Task statement |
Give, as a bare number, the count of lines that contain the word "text".

Data excerpts |
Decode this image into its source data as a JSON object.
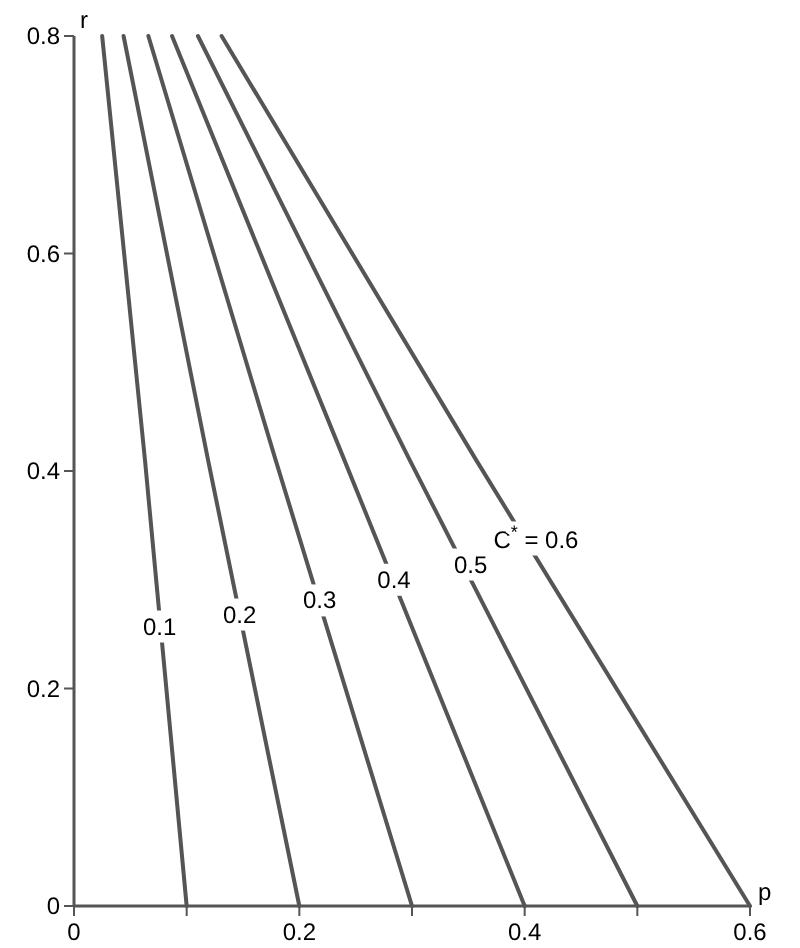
{
  "chart_data": {
    "type": "line",
    "xlabel": "p",
    "ylabel": "r",
    "xlim": [
      0,
      0.6
    ],
    "ylim": [
      0,
      0.8
    ],
    "xticks": [
      0,
      {
        "value": 0.1,
        "label": null
      },
      0.2,
      {
        "value": 0.3,
        "label": null
      },
      0.4,
      {
        "value": 0.5,
        "label": null
      },
      0.6
    ],
    "yticks": [
      0,
      0.2,
      0.4,
      0.6,
      0.8
    ],
    "series": [
      {
        "color": "#555555",
        "x": [
          0.025,
          0.063,
          0.1
        ],
        "values": [
          0.8,
          0.41,
          0
        ]
      },
      {
        "color": "#555555",
        "x": [
          0.044,
          0.119,
          0.2
        ],
        "values": [
          0.8,
          0.41,
          0
        ]
      },
      {
        "color": "#555555",
        "x": [
          0.066,
          0.179,
          0.3
        ],
        "values": [
          0.8,
          0.41,
          0
        ]
      },
      {
        "color": "#555555",
        "x": [
          0.087,
          0.24,
          0.4
        ],
        "values": [
          0.8,
          0.41,
          0
        ]
      },
      {
        "color": "#555555",
        "x": [
          0.11,
          0.298,
          0.5
        ],
        "values": [
          0.8,
          0.41,
          0
        ]
      },
      {
        "color": "#555555",
        "x": [
          0.131,
          0.357,
          0.6
        ],
        "values": [
          0.8,
          0.41,
          0
        ]
      }
    ],
    "annotations": [
      {
        "text": "0.1",
        "x": 0.076,
        "y": 0.257
      },
      {
        "text": "0.2",
        "x": 0.147,
        "y": 0.268
      },
      {
        "text": "0.3",
        "x": 0.218,
        "y": 0.281
      },
      {
        "text": "0.4",
        "x": 0.284,
        "y": 0.3
      },
      {
        "text": "0.5",
        "x": 0.352,
        "y": 0.314
      },
      {
        "text": "C$^{*}$ = 0.6",
        "x": 0.41,
        "y": 0.337
      }
    ],
    "grid": false,
    "marker": "none",
    "line_style": "solid"
  }
}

Reply |
6